## WHAT IS NEEDED
Find all lines in the records that include the word "name", and copy them out.

## Lines of data
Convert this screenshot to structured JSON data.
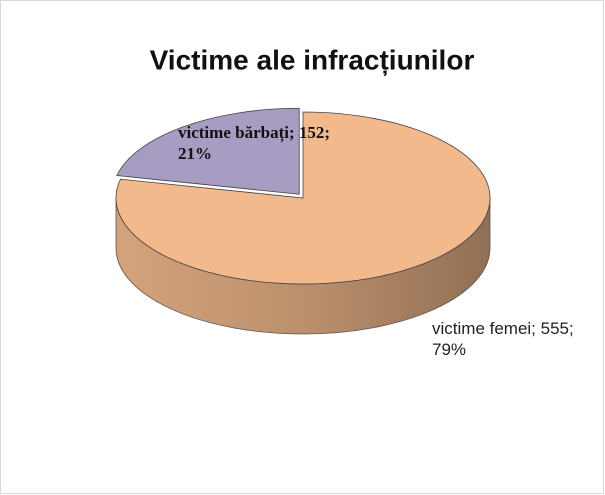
{
  "chart_data": {
    "type": "pie",
    "title": "Victime ale infracțiunilor",
    "categories": [
      "victime femei",
      "victime bărbați"
    ],
    "values": [
      555,
      152
    ],
    "value_labels": [
      "victime femei; 555; 79%",
      "victime bărbați; 152; 21%"
    ],
    "colors": [
      "#f1b98c",
      "#a79cc1"
    ],
    "three_d": true
  }
}
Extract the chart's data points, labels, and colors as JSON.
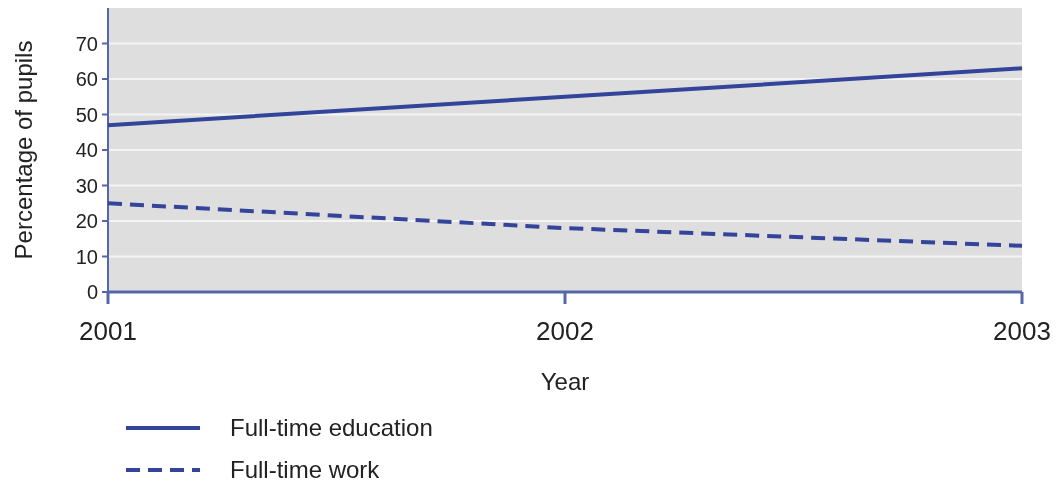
{
  "chart_data": {
    "type": "line",
    "xlabel": "Year",
    "ylabel": "Percentage of pupils",
    "x": [
      2001,
      2002,
      2003
    ],
    "xlim": [
      2001,
      2003
    ],
    "xticks": [
      2001,
      2002,
      2003
    ],
    "ylim": [
      0,
      80
    ],
    "yticks": [
      0,
      10,
      20,
      30,
      40,
      50,
      60,
      70
    ],
    "grid": "y",
    "legend": "bottom",
    "series": [
      {
        "name": "Full-time education",
        "color": "#33449a",
        "values": [
          47,
          55,
          63
        ],
        "line_style": "solid"
      },
      {
        "name": "Full-time work",
        "color": "#33449a",
        "values": [
          25,
          18,
          13
        ],
        "line_style": "dashed"
      }
    ]
  }
}
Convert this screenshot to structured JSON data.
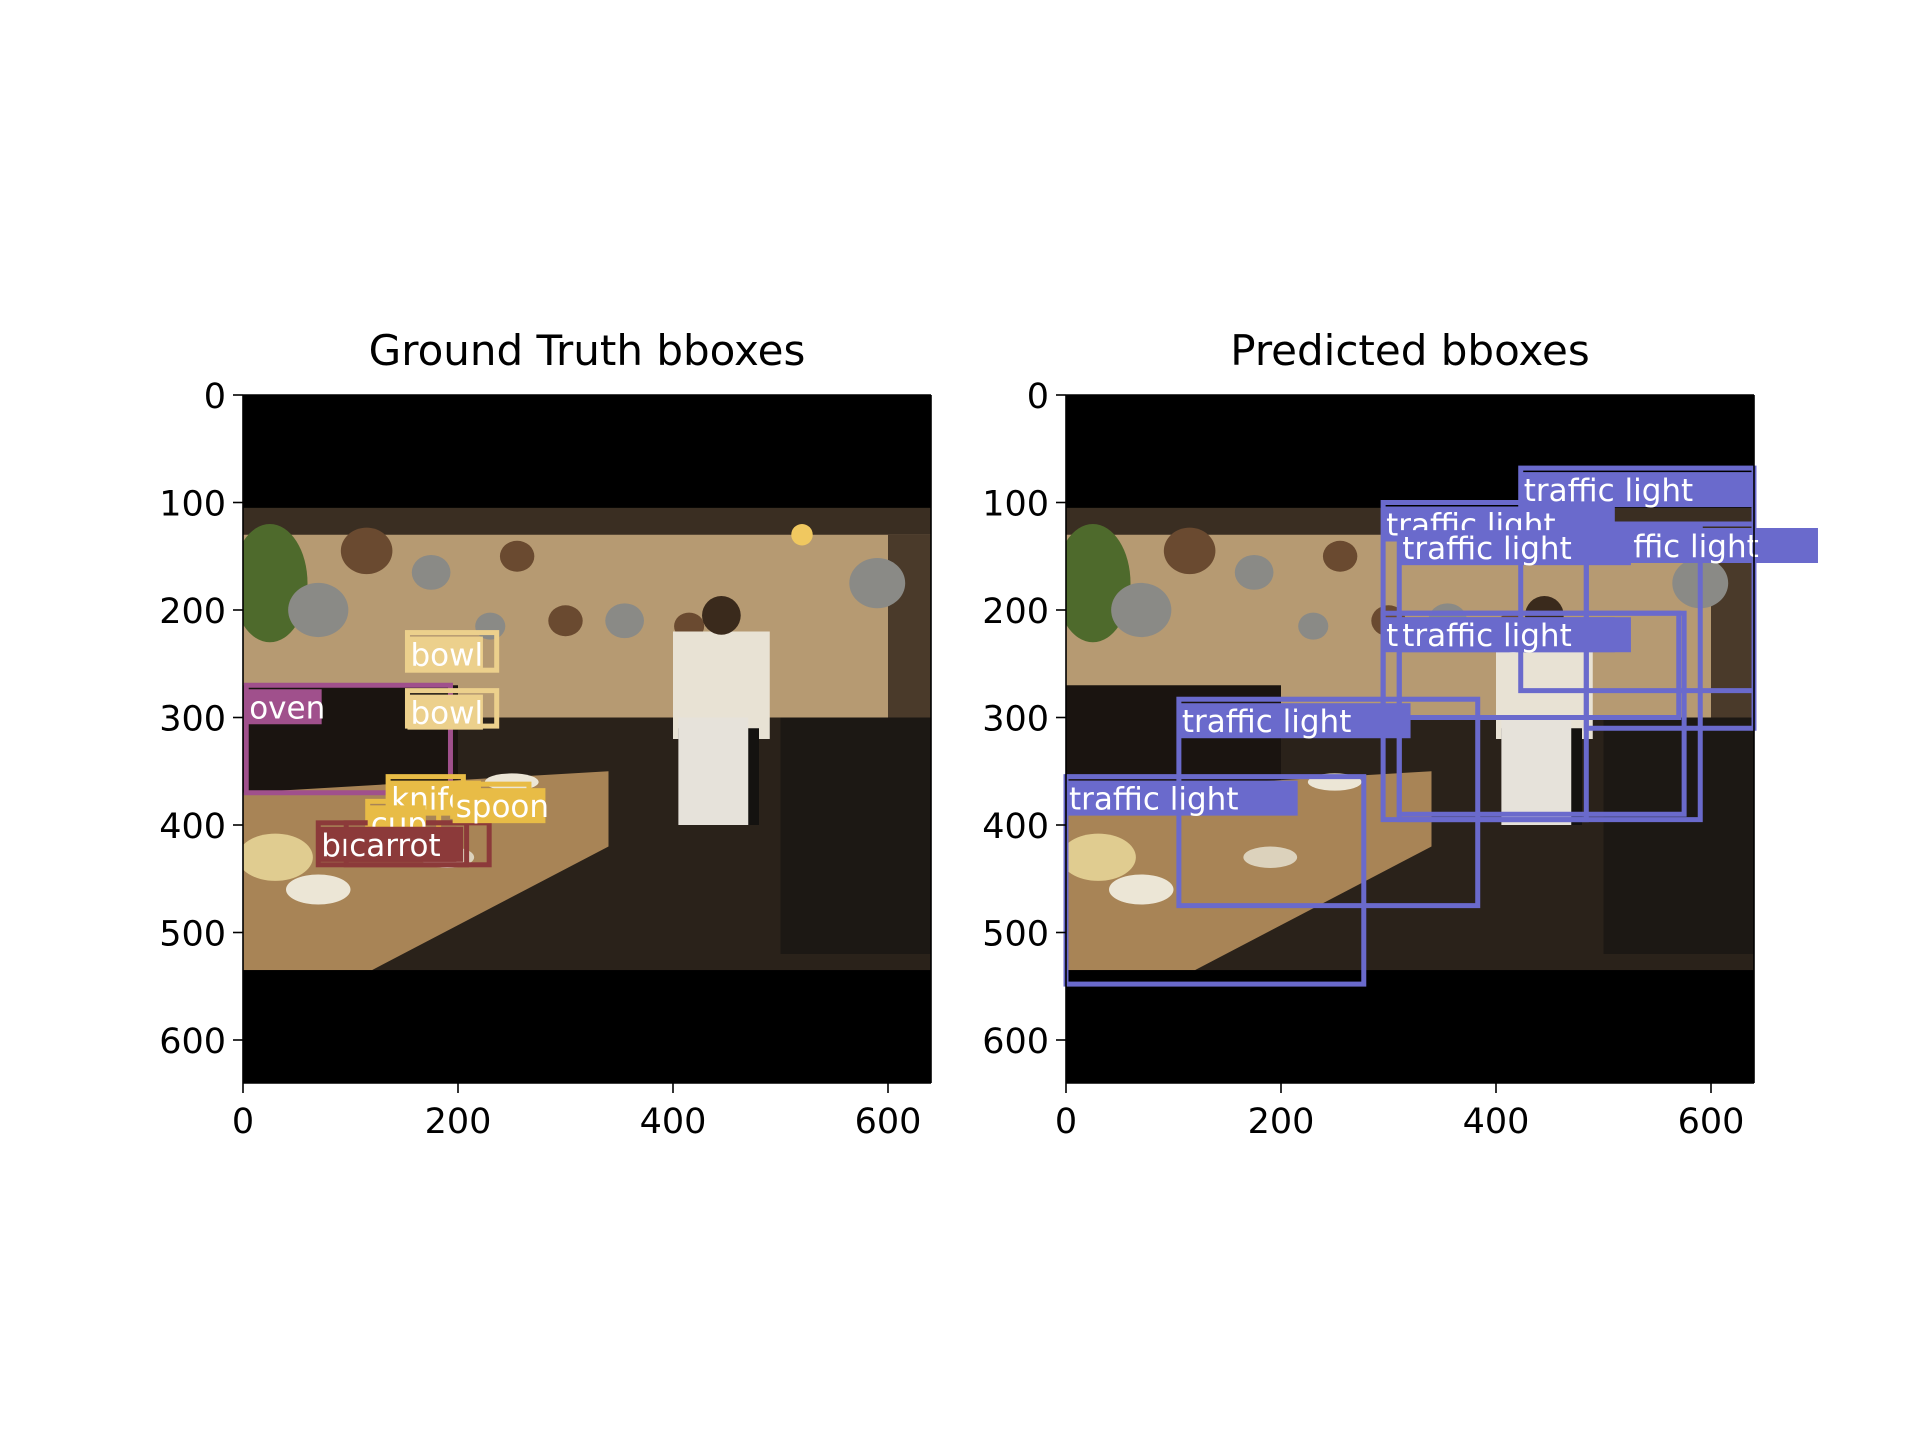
{
  "chart_data": [
    {
      "type": "image_with_bboxes",
      "title": "Ground Truth bboxes",
      "xlim": [
        0,
        640
      ],
      "ylim": [
        640,
        0
      ],
      "xticks": [
        0,
        200,
        400,
        600
      ],
      "yticks": [
        0,
        100,
        200,
        300,
        400,
        500,
        600
      ],
      "image_region": {
        "x0": 0,
        "y0": 105,
        "x1": 640,
        "y1": 535
      },
      "boxes": [
        {
          "label": "oven",
          "color": "#a0508c",
          "x0": 3,
          "y0": 270,
          "x1": 193,
          "y1": 370
        },
        {
          "label": "bowl",
          "color": "#ecd08c",
          "x0": 153,
          "y0": 221,
          "x1": 236,
          "y1": 256
        },
        {
          "label": "bowl",
          "color": "#ecd08c",
          "x0": 153,
          "y0": 275,
          "x1": 236,
          "y1": 308
        },
        {
          "label": "knife",
          "color": "#e8bc46",
          "x0": 135,
          "y0": 355,
          "x1": 205,
          "y1": 383
        },
        {
          "label": "spoon",
          "color": "#e8bc46",
          "x0": 195,
          "y0": 362,
          "x1": 266,
          "y1": 392
        },
        {
          "label": "cup",
          "color": "#e8bc46",
          "x0": 116,
          "y0": 378,
          "x1": 182,
          "y1": 408
        },
        {
          "label": "broccoli",
          "color": "#8c3a3a",
          "x0": 70,
          "y0": 398,
          "x1": 229,
          "y1": 437
        },
        {
          "label": "carrot",
          "color": "#8c3a3a",
          "x0": 96,
          "y0": 398,
          "x1": 208,
          "y1": 437
        }
      ]
    },
    {
      "type": "image_with_bboxes",
      "title": "Predicted bboxes",
      "xlim": [
        0,
        640
      ],
      "ylim": [
        640,
        0
      ],
      "xticks": [
        0,
        200,
        400,
        600
      ],
      "yticks": [
        0,
        100,
        200,
        300,
        400,
        500,
        600
      ],
      "image_region": {
        "x0": 0,
        "y0": 105,
        "x1": 640,
        "y1": 535
      },
      "boxes": [
        {
          "label": "traffic light",
          "color": "#6a6acc",
          "x0": 423,
          "y0": 68,
          "x1": 640,
          "y1": 275
        },
        {
          "label": "traffic light",
          "color": "#6a6acc",
          "x0": 295,
          "y0": 100,
          "x1": 484,
          "y1": 395
        },
        {
          "label": "traffic light",
          "color": "#6a6acc",
          "x0": 484,
          "y0": 120,
          "x1": 640,
          "y1": 310
        },
        {
          "label": "traffic light",
          "color": "#6a6acc",
          "x0": 310,
          "y0": 122,
          "x1": 590,
          "y1": 395
        },
        {
          "label": "traffic light",
          "color": "#6a6acc",
          "x0": 295,
          "y0": 203,
          "x1": 570,
          "y1": 300
        },
        {
          "label": "traffic light",
          "color": "#6a6acc",
          "x0": 310,
          "y0": 203,
          "x1": 575,
          "y1": 390
        },
        {
          "label": "traffic light",
          "color": "#6a6acc",
          "x0": 105,
          "y0": 283,
          "x1": 383,
          "y1": 475
        },
        {
          "label": "traffic light",
          "color": "#6a6acc",
          "x0": 0,
          "y0": 355,
          "x1": 277,
          "y1": 548
        }
      ]
    }
  ]
}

## FINAL RESULT
        "name": "Full-time education",
        "name": "Full-time work",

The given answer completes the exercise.